_Exercises to complete:_
[1] In the post on year-to-date calculations, on what date does the year start in the tests?
[2] Reproduce verbatim the passage of the post on year-to-date calculations from "David Aldridge challenged" to "on the fly.".

_Excerpt provided:_
— Start —

David Aldridge challenged me to write about functions that return lists of dates. So here goes
In blogs past I wrote about the joys of calculating year-to-date, YTD, on sparse data sets. To my mind sparsity is a good reason to not include ytd values in slightly aggregated summaries.
But that still leaves us a few methods to calculate YTD on the fly.
- David already mentioned transformation tables
- but dismissed the use of BETWEEN
- in lists of dates can also be used
- as can functions that return tables
I did a few tests on a 600,000,000 row partitioned (816 partitions) table running on Oracle 9.2.0.7 with a degree of parallel set to 2 (see Doug Burns) and bitmap indexes on all of the dimension keys. And to make things slightly more different the year starts on 1-APR-2006. So it’s apples and oranges time if you want to compare things!
The tests
My denormalised time dimension table PS_DN_DT is fairly normal as things go except that it contains various additional columns to contain the date of the beginning of the year (it changes each year) and offsets for same-date-last-year. I also have defined a few data types including DAY_LIST
create or replace TYPE “DAY_LIST” AS
TABLE OF DATE;
And my own package of time series functions. One of these returns a table of date.

— End —

_Data block:_
— Start —

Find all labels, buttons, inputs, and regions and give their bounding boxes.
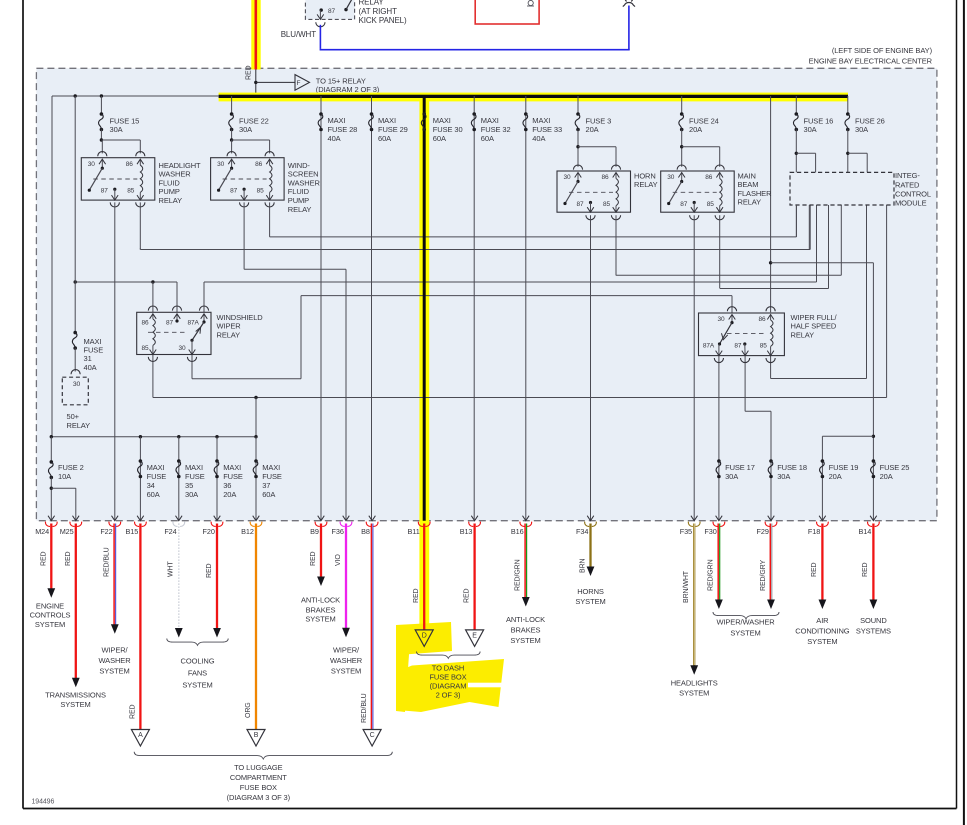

— End —

_The responses:_
[1] 1-APR-2006

[2]
David Aldridge challenged me to write about functions that return lists of dates. So here goes
In blogs past I wrote about the joys of calculating year-to-date, YTD, on sparse data sets. To my mind sparsity is a good reason to not include ytd values in slightly aggregated summaries.
But that still leaves us a few methods to calculate YTD on the fly.